— Begin —

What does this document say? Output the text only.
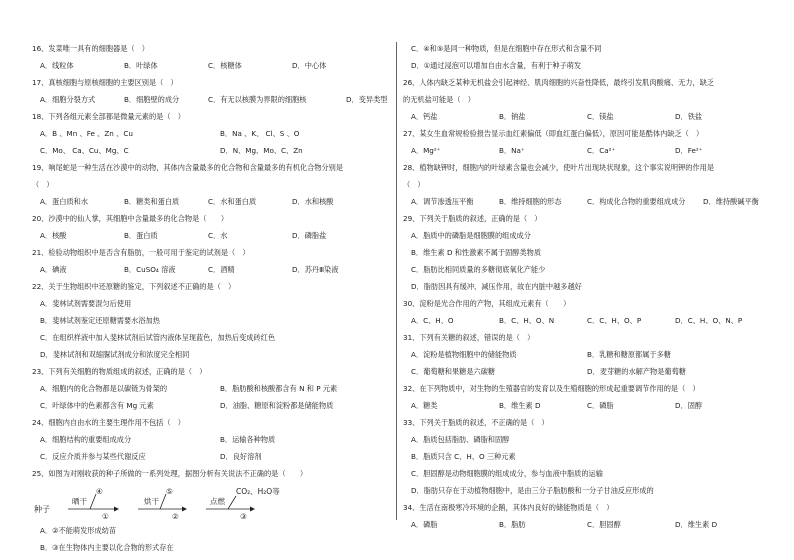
16、发菜唯一具有的细胞器是（　）
A．线粒体	B．叶绿体	C．核糖体	D．中心体
17、真核细胞与原核细胞的主要区别是（　）
A．细胞分裂方式	B．细胞壁的成分	C．有无以核膜为界限的细胞核	D．变异类型
18、下列各组元素全部都是微量元素的是（　）
A．B 、Mn 、Fe 、Zn 、Cu	B．Na 、K、 Cl、S 、O
C．Mo、 Ca、Cu、Mg、C	D．N、Mg、Mo、C、Zn
19、响尾蛇是一种生活在沙漠中的动物，其体内含量最多的化合物和含量最多的有机化合物分别是
（　）
A．蛋白质和水	B．糖类和蛋白质	C．水和蛋白质	D．水和核酸
20、沙漠中的仙人掌，其细胞中含量最多的化合物是（　　）
A．核酸	B．蛋白质	C．水	D．磷脂盐
21、检验动物组织中是否含有脂肪，一般可用于鉴定的试剂是（　）
A．碘液	B．CuSO₄ 溶液	C．酒精	D．苏丹Ⅲ染液
22、关于生物组织中还原糖的鉴定，下列叙述不正确的是（　）
A．斐林试剂需要混匀后使用
B．斐林试剂鉴定还原糖需要水浴加热
C．在组织样液中加入斐林试剂后试管内液体呈现蓝色，加热后变成砖红色
D．斐林试剂和双缩脲试剂成分和浓度完全相同
23、下列有关细胞的物质组成的叙述，正确的是（　）
A．细胞内的化合物都是以碳链为骨架的	B．脂肪酸和核酸都含有 N 和 P 元素
C．叶绿体中的色素都含有 Mg 元素	D．油脂、糖原和淀粉都是储能物质
24、细胞内自由水的主要生理作用不包括（　）
A．细胞结构的重要组成成分	B．运输各种物质
C．反应介质并参与某些代谢反应	D．良好溶剂
25、如图为对刚收获的种子所做的一系列处理，据图分析有关说法不正确的是（　　）
种子
晒干
④
①
烘干
⑤
②
点燃
CO₂、H₂O等
③
A．②不能萌发形成幼苗
B．③在生物体内主要以化合物的形式存在
C．④和⑤是同一种物质，但是在细胞中存在形式和含量不同
D．①通过浸泡可以增加自由水含量，有利于种子萌发
26、人体内缺乏某种无机盐会引起神经、肌肉细胞的兴奋性降低，最终引发肌肉酸痛、无力，缺乏
的无机盐可能是（　）
A．钙盐	B．钠盐	C．镁盐	D．铁盐
27、某女生血常规检验报告显示血红素偏低（即血红蛋白偏低），原因可能是酷体内缺乏（　）
A．Mg²⁺	B．Na⁺	C．Ca²⁺	D．Fe²⁺
28、植物缺钾时，细胞内的叶绿素含量也会减少，使叶片出现块状现象，这个事实说明钾的作用是
（　）
A．调节渗透压平衡	B．维持细胞的形态	C．构成化合物的重要组成成分 D．维持酸碱平衡
29、下列关于脂质的叙述，正确的是（　）
A．脂质中的磷脂是细胞膜的组成成分
B．维生素 D 和性激素不属于固醇类物质
C．脂肪比相同质量的多糖彻底氧化产能少
D．脂肪因具有缓冲、减压作用，故在内脏中越多越好
30、淀粉是光合作用的产物，其组成元素有（　　）
A．C、H、O	B．C、H、O、N	C．C、H、O、P	D．C、H、O、N、P
31、下列有关糖的叙述，错误的是（　）
A．淀粉是植物细胞中的储能物质	B．乳糖和糖原都属于多糖
C．葡萄糖和果糖是六碳糖	D．麦芽糖的水解产物是葡萄糖
32、在下列物质中，对生物的生殖器官的发育以及生殖细胞的形成起重要调节作用的是（　）
A．糖类	B．维生素 D	C．磷脂	D．固醇
33、下列关于脂质的叙述，不正确的是（　）
A．脂质包括脂肪、磷脂和固醇
B．脂质只含 C、H、O 三种元素
C．胆固醇是动物细胞膜的组成成分，参与血液中脂质的运输
D．脂肪只存在于动植物细胞中，是由三分子脂肪酸和一分子甘油反应形成的
34、生活在南极寒冷环境的企鹅，其体内良好的储能物质是（　）
A．磷脂	B．脂肪	C．胆固醇	D．维生素 D
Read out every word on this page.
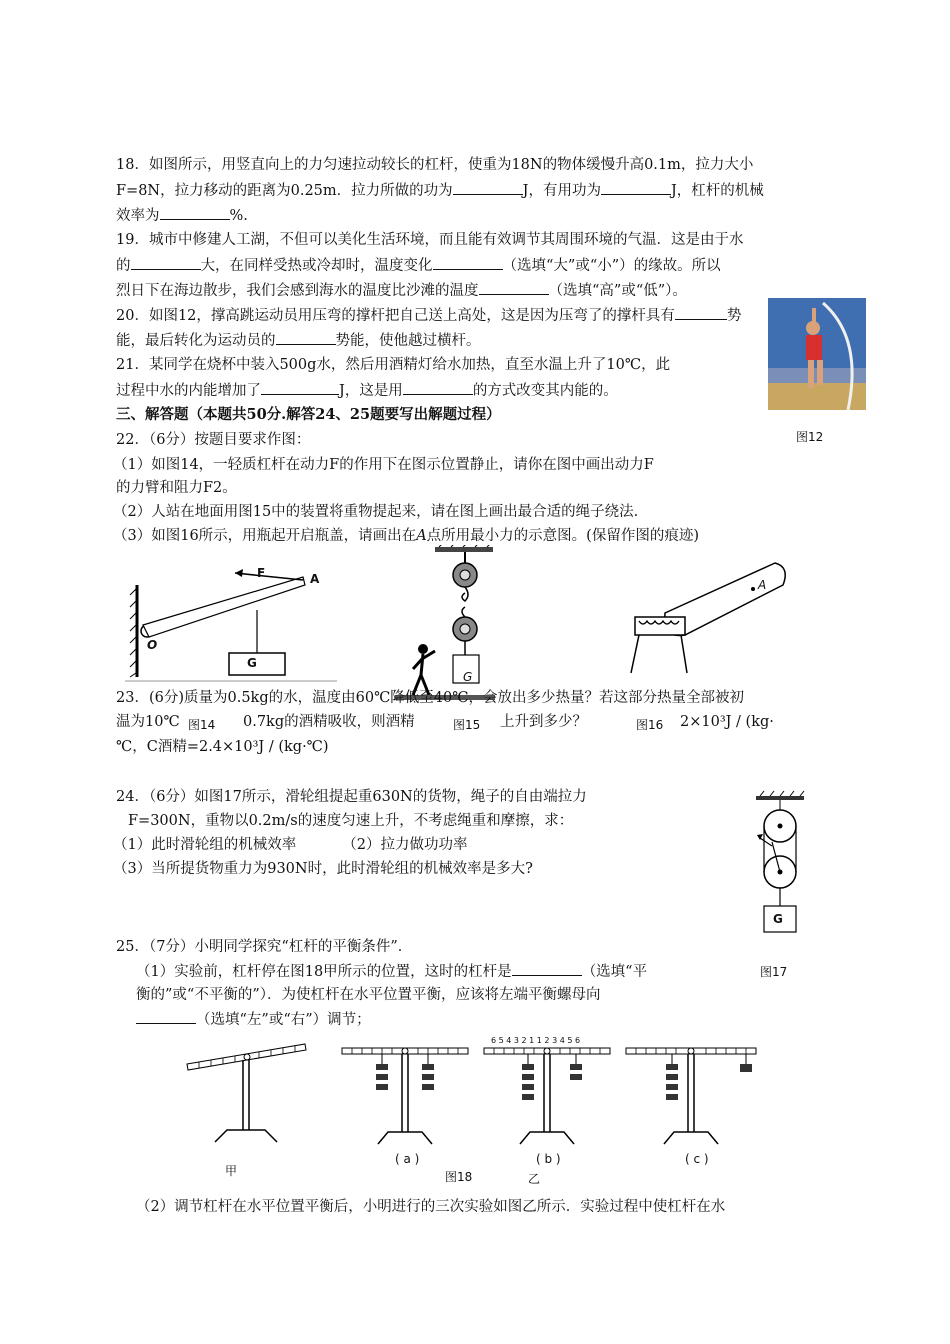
18．如图所示，用竖直向上的力匀速拉动较长的杠杆，使重为18N的物体缓慢升高0.1m，拉力大小
F=8N，拉力移动的距离为0.25m．拉力所做的功为	J，有用功为	J，杠杆的机械
效率为	%.
19．城市中修建人工湖，不但可以美化生活环境，而且能有效调节其周围环境的气温．这是由于水
的	大，在同样受热或冷却时，温度变化	（选填“大”或“小”）的缘故。所以
烈日下在海边散步，我们会感到海水的温度比沙滩的温度	（选填“高”或“低”）。
20．如图12，撑高跳运动员用压弯的撑杆把自己送上高处，这是因为压弯了的撑杆具有	势
能，最后转化为运动员的	势能，使他越过横杆。
21．某同学在烧杯中装入500g水，然后用酒精灯给水加热，直至水温上升了10℃，此
过程中水的内能增加了	J，这是用	的方式改变其内能的。
图12
三、解答题（本题共50分.解答24、25题要写出解题过程）
22．（6分）按题目要求作图：
（1）如图14，一轻质杠杆在动力F的作用下在图示位置静止，请你在图中画出动力F
的力臂和阻力F2。
（2）人站在地面用图15中的装置将重物提起来，请在图上画出最合适的绳子绕法.
（3）如图16所示，用瓶起开启瓶盖，请画出在A点所用最小力的示意图。(保留作图的痕迹)
F	A
O
G
图14
G
图15
A
图16
23．(6分)质量为0.5kg的水，温度由60℃降低至40℃，会放出多少热量？若这部分热量全部被初
温为10℃	0.7kg的酒精吸收，则酒精	上升到多少？	2×10³J / (kg·
℃，C酒精=2.4×10³J / (kg·℃)
24．（6分）如图17所示，滑轮组提起重630N的货物，绳子的自由端拉力
F=300N，重物以0.2m/s的速度匀速上升，不考虑绳重和摩擦，求：
（1）此时滑轮组的机械效率	（2）拉力做功功率
（3）当所提货物重力为930N时，此时滑轮组的机械效率是多大?
G
图17
25．（7分）小明同学探究“杠杆的平衡条件”．
（1）实验前，杠杆停在图18甲所示的位置，这时的杠杆是	（选填“平
衡的”或“不平衡的”）．为使杠杆在水平位置平衡，应该将左端平衡螺母向
（选填“左”或“右”）调节；
甲
( a )
6 5 4 3 2 1 1 2 3 4 5 6
( b )	( c )
图18	乙
（2）调节杠杆在水平位置平衡后，小明进行的三次实验如图乙所示．实验过程中使杠杆在水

— End —

TASK TO CARRY OUT
Give every record again exactly, apart from the pictures, which stay out.

THE RESULT
What does this document say? Output the text only.
16、发菜唯一具有的细胞器是（　）
A．线粒体	B．叶绿体	C．核糖体	D．中心体
17、真核细胞与原核细胞的主要区别是（　）
A．细胞分裂方式	B．细胞壁的成分	C．有无以核膜为界限的细胞核	D．变异类型
18、下列各组元素全部都是微量元素的是（　）
A．B 、Mn 、Fe 、Zn 、Cu	B．Na 、K、 Cl、S 、O
C．Mo、 Ca、Cu、Mg、C	D．N、Mg、Mo、C、Zn
19、响尾蛇是一种生活在沙漠中的动物，其体内含量最多的化合物和含量最多的有机化合物分别是
（　）
A．蛋白质和水	B．糖类和蛋白质	C．水和蛋白质	D．水和核酸
20、沙漠中的仙人掌，其细胞中含量最多的化合物是（　　）
A．核酸	B．蛋白质	C．水	D．磷脂盐
21、检验动物组织中是否含有脂肪，一般可用于鉴定的试剂是（　）
A．碘液	B．CuSO₄ 溶液	C．酒精	D．苏丹Ⅲ染液
22、关于生物组织中还原糖的鉴定，下列叙述不正确的是（　）
A．斐林试剂需要混匀后使用
B．斐林试剂鉴定还原糖需要水浴加热
C．在组织样液中加入斐林试剂后试管内液体呈现蓝色，加热后变成砖红色
D．斐林试剂和双缩脲试剂成分和浓度完全相同
23、下列有关细胞的物质组成的叙述，正确的是（　）
A．细胞内的化合物都是以碳链为骨架的	B．脂肪酸和核酸都含有 N 和 P 元素
C．叶绿体中的色素都含有 Mg 元素	D．油脂、糖原和淀粉都是储能物质
24、细胞内自由水的主要生理作用不包括（　）
A．细胞结构的重要组成成分	B．运输各种物质
C．反应介质并参与某些代谢反应	D．良好溶剂
25、如图为对刚收获的种子所做的一系列处理，据图分析有关说法不正确的是（　　）
种子
晒干
④
①
烘干
⑤
②
点燃
CO₂、H₂O等
③
A．②不能萌发形成幼苗
B．③在生物体内主要以化合物的形式存在
C．④和⑤是同一种物质，但是在细胞中存在形式和含量不同
D．①通过浸泡可以增加自由水含量，有利于种子萌发
26、人体内缺乏某种无机盐会引起神经、肌肉细胞的兴奋性降低，最终引发肌肉酸痛、无力，缺乏
的无机盐可能是（　）
A．钙盐	B．钠盐	C．镁盐	D．铁盐
27、某女生血常规检验报告显示血红素偏低（即血红蛋白偏低），原因可能是酷体内缺乏（　）
A．Mg²⁺	B．Na⁺	C．Ca²⁺	D．Fe²⁺
28、植物缺钾时，细胞内的叶绿素含量也会减少，使叶片出现块状现象，这个事实说明钾的作用是
（　）
A．调节渗透压平衡	B．维持细胞的形态	C．构成化合物的重要组成成分 D．维持酸碱平衡
29、下列关于脂质的叙述，正确的是（　）
A．脂质中的磷脂是细胞膜的组成成分
B．维生素 D 和性激素不属于固醇类物质
C．脂肪比相同质量的多糖彻底氧化产能少
D．脂肪因具有缓冲、减压作用，故在内脏中越多越好
30、淀粉是光合作用的产物，其组成元素有（　　）
A．C、H、O	B．C、H、O、N	C．C、H、O、P	D．C、H、O、N、P
31、下列有关糖的叙述，错误的是（　）
A．淀粉是植物细胞中的储能物质	B．乳糖和糖原都属于多糖
C．葡萄糖和果糖是六碳糖	D．麦芽糖的水解产物是葡萄糖
32、在下列物质中，对生物的生殖器官的发育以及生殖细胞的形成起重要调节作用的是（　）
A．糖类	B．维生素 D	C．磷脂	D．固醇
33、下列关于脂质的叙述，不正确的是（　）
A．脂质包括脂肪、磷脂和固醇
B．脂质只含 C、H、O 三种元素
C．胆固醇是动物细胞膜的组成成分，参与血液中脂质的运输
D．脂肪只存在于动植物细胞中，是由三分子脂肪酸和一分子甘油反应形成的
34、生活在南极寒冷环境的企鹅，其体内良好的储能物质是（　）
A．磷脂	B．脂肪	C．胆固醇	D．维生素 D
Read out every word on this page.
18．如图所示，用竖直向上的力匀速拉动较长的杠杆，使重为18N的物体缓慢升高0.1m，拉力大小
F=8N，拉力移动的距离为0.25m．拉力所做的功为	J，有用功为	J，杠杆的机械
效率为	%.
19．城市中修建人工湖，不但可以美化生活环境，而且能有效调节其周围环境的气温．这是由于水
的	大，在同样受热或冷却时，温度变化	（选填“大”或“小”）的缘故。所以
烈日下在海边散步，我们会感到海水的温度比沙滩的温度	（选填“高”或“低”）。
20．如图12，撑高跳运动员用压弯的撑杆把自己送上高处，这是因为压弯了的撑杆具有	势
能，最后转化为运动员的	势能，使他越过横杆。
21．某同学在烧杯中装入500g水，然后用酒精灯给水加热，直至水温上升了10℃，此
过程中水的内能增加了	J，这是用	的方式改变其内能的。
图12
三、解答题（本题共50分.解答24、25题要写出解题过程）
22．（6分）按题目要求作图：
（1）如图14，一轻质杠杆在动力F的作用下在图示位置静止，请你在图中画出动力F
的力臂和阻力F2。
（2）人站在地面用图15中的装置将重物提起来，请在图上画出最合适的绳子绕法.
（3）如图16所示，用瓶起开启瓶盖，请画出在A点所用最小力的示意图。(保留作图的痕迹)
F	A
O
G
图14
G
图15
A
图16
23．(6分)质量为0.5kg的水，温度由60℃降低至40℃，会放出多少热量？若这部分热量全部被初
温为10℃	0.7kg的酒精吸收，则酒精	上升到多少？	2×10³J / (kg·
℃，C酒精=2.4×10³J / (kg·℃)
24．（6分）如图17所示，滑轮组提起重630N的货物，绳子的自由端拉力
F=300N，重物以0.2m/s的速度匀速上升，不考虑绳重和摩擦，求：
（1）此时滑轮组的机械效率	（2）拉力做功功率
（3）当所提货物重力为930N时，此时滑轮组的机械效率是多大?
G
图17
25．（7分）小明同学探究“杠杆的平衡条件”．
（1）实验前，杠杆停在图18甲所示的位置，这时的杠杆是	（选填“平
衡的”或“不平衡的”）．为使杠杆在水平位置平衡，应该将左端平衡螺母向
（选填“左”或“右”）调节；
甲
( a )
6 5 4 3 2 1 1 2 3 4 5 6
( b )	( c )
图18	乙
（2）调节杠杆在水平位置平衡后，小明进行的三次实验如图乙所示．实验过程中使杠杆在水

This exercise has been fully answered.